[Structured figure records]
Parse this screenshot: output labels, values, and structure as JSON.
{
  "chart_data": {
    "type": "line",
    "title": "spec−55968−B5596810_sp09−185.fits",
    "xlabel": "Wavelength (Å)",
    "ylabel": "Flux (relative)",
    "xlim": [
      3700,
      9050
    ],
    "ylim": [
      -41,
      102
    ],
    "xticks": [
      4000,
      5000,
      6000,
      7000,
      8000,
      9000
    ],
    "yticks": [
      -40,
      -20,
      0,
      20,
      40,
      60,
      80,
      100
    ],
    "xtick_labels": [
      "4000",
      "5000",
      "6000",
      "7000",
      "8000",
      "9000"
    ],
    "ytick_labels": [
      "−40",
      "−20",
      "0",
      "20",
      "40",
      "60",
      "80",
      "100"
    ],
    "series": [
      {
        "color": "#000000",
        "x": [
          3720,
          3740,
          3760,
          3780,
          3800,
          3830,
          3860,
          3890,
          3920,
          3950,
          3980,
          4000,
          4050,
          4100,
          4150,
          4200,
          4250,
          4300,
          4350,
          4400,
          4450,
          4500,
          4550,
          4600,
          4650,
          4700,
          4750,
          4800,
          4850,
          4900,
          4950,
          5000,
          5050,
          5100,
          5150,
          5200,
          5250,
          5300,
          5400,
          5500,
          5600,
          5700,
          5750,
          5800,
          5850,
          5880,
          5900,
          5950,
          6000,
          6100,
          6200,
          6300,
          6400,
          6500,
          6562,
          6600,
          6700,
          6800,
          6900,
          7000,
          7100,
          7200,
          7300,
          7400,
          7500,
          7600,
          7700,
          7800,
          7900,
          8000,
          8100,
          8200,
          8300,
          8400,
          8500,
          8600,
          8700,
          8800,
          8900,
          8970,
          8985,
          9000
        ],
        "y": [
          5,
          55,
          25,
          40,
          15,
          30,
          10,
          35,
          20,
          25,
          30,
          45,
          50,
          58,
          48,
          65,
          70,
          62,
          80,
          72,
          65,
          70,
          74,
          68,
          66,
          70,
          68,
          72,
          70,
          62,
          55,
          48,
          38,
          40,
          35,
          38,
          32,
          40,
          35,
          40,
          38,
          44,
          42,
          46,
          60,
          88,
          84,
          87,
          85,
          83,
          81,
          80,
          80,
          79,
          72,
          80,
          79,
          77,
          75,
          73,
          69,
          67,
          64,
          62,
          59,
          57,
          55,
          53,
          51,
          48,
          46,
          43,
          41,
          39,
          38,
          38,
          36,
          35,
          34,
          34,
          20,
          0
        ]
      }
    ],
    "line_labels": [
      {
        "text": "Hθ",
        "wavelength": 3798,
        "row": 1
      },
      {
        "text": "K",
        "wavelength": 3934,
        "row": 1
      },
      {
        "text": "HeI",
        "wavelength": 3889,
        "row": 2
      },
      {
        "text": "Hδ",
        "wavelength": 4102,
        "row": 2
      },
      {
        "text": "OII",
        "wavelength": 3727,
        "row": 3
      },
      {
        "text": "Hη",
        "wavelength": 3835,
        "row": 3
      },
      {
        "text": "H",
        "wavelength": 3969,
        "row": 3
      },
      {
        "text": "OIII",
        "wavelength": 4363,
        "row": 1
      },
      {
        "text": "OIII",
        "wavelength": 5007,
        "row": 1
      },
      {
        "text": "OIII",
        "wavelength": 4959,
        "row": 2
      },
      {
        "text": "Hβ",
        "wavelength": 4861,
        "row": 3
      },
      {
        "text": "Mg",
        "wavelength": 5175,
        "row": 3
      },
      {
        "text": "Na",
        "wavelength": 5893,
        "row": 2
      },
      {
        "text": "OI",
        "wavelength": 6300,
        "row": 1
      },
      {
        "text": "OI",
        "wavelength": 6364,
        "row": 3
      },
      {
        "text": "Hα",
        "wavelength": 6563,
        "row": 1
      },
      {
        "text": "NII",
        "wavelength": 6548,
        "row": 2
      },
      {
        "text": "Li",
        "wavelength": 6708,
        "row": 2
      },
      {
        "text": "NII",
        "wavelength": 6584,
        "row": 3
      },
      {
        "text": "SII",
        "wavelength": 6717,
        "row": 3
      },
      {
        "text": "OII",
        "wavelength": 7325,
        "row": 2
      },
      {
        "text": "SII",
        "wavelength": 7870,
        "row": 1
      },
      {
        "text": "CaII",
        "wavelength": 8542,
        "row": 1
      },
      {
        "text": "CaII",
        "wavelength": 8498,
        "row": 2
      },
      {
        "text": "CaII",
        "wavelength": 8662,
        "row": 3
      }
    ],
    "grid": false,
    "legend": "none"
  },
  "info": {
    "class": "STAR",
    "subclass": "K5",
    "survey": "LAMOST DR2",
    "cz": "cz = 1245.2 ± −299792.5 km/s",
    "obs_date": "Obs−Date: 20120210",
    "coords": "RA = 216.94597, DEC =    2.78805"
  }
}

Do this:
Retype every record above exactly as written.

Written reply:
Parse this screenshot: output labels, values, and structure as JSON.
{
  "chart_data": {
    "type": "line",
    "title": "spec−55968−B5596810_sp09−185.fits",
    "xlabel": "Wavelength (Å)",
    "ylabel": "Flux (relative)",
    "xlim": [
      3700,
      9050
    ],
    "ylim": [
      -41,
      102
    ],
    "xticks": [
      4000,
      5000,
      6000,
      7000,
      8000,
      9000
    ],
    "yticks": [
      -40,
      -20,
      0,
      20,
      40,
      60,
      80,
      100
    ],
    "xtick_labels": [
      "4000",
      "5000",
      "6000",
      "7000",
      "8000",
      "9000"
    ],
    "ytick_labels": [
      "−40",
      "−20",
      "0",
      "20",
      "40",
      "60",
      "80",
      "100"
    ],
    "series": [
      {
        "color": "#000000",
        "x": [
          3720,
          3740,
          3760,
          3780,
          3800,
          3830,
          3860,
          3890,
          3920,
          3950,
          3980,
          4000,
          4050,
          4100,
          4150,
          4200,
          4250,
          4300,
          4350,
          4400,
          4450,
          4500,
          4550,
          4600,
          4650,
          4700,
          4750,
          4800,
          4850,
          4900,
          4950,
          5000,
          5050,
          5100,
          5150,
          5200,
          5250,
          5300,
          5400,
          5500,
          5600,
          5700,
          5750,
          5800,
          5850,
          5880,
          5900,
          5950,
          6000,
          6100,
          6200,
          6300,
          6400,
          6500,
          6562,
          6600,
          6700,
          6800,
          6900,
          7000,
          7100,
          7200,
          7300,
          7400,
          7500,
          7600,
          7700,
          7800,
          7900,
          8000,
          8100,
          8200,
          8300,
          8400,
          8500,
          8600,
          8700,
          8800,
          8900,
          8970,
          8985,
          9000
        ],
        "y": [
          5,
          55,
          25,
          40,
          15,
          30,
          10,
          35,
          20,
          25,
          30,
          45,
          50,
          58,
          48,
          65,
          70,
          62,
          80,
          72,
          65,
          70,
          74,
          68,
          66,
          70,
          68,
          72,
          70,
          62,
          55,
          48,
          38,
          40,
          35,
          38,
          32,
          40,
          35,
          40,
          38,
          44,
          42,
          46,
          60,
          88,
          84,
          87,
          85,
          83,
          81,
          80,
          80,
          79,
          72,
          80,
          79,
          77,
          75,
          73,
          69,
          67,
          64,
          62,
          59,
          57,
          55,
          53,
          51,
          48,
          46,
          43,
          41,
          39,
          38,
          38,
          36,
          35,
          34,
          34,
          20,
          0
        ]
      }
    ],
    "line_labels": [
      {
        "text": "Hθ",
        "wavelength": 3798,
        "row": 1
      },
      {
        "text": "K",
        "wavelength": 3934,
        "row": 1
      },
      {
        "text": "HeI",
        "wavelength": 3889,
        "row": 2
      },
      {
        "text": "Hδ",
        "wavelength": 4102,
        "row": 2
      },
      {
        "text": "OII",
        "wavelength": 3727,
        "row": 3
      },
      {
        "text": "Hη",
        "wavelength": 3835,
        "row": 3
      },
      {
        "text": "H",
        "wavelength": 3969,
        "row": 3
      },
      {
        "text": "OIII",
        "wavelength": 4363,
        "row": 1
      },
      {
        "text": "OIII",
        "wavelength": 5007,
        "row": 1
      },
      {
        "text": "OIII",
        "wavelength": 4959,
        "row": 2
      },
      {
        "text": "Hβ",
        "wavelength": 4861,
        "row": 3
      },
      {
        "text": "Mg",
        "wavelength": 5175,
        "row": 3
      },
      {
        "text": "Na",
        "wavelength": 5893,
        "row": 2
      },
      {
        "text": "OI",
        "wavelength": 6300,
        "row": 1
      },
      {
        "text": "OI",
        "wavelength": 6364,
        "row": 3
      },
      {
        "text": "Hα",
        "wavelength": 6563,
        "row": 1
      },
      {
        "text": "NII",
        "wavelength": 6548,
        "row": 2
      },
      {
        "text": "Li",
        "wavelength": 6708,
        "row": 2
      },
      {
        "text": "NII",
        "wavelength": 6584,
        "row": 3
      },
      {
        "text": "SII",
        "wavelength": 6717,
        "row": 3
      },
      {
        "text": "OII",
        "wavelength": 7325,
        "row": 2
      },
      {
        "text": "SII",
        "wavelength": 7870,
        "row": 1
      },
      {
        "text": "CaII",
        "wavelength": 8542,
        "row": 1
      },
      {
        "text": "CaII",
        "wavelength": 8498,
        "row": 2
      },
      {
        "text": "CaII",
        "wavelength": 8662,
        "row": 3
      }
    ],
    "grid": false,
    "legend": "none"
  },
  "info": {
    "class": "STAR",
    "subclass": "K5",
    "survey": "LAMOST DR2",
    "cz": "cz = 1245.2 ± −299792.5 km/s",
    "obs_date": "Obs−Date: 20120210",
    "coords": "RA = 216.94597, DEC =    2.78805"
  }
}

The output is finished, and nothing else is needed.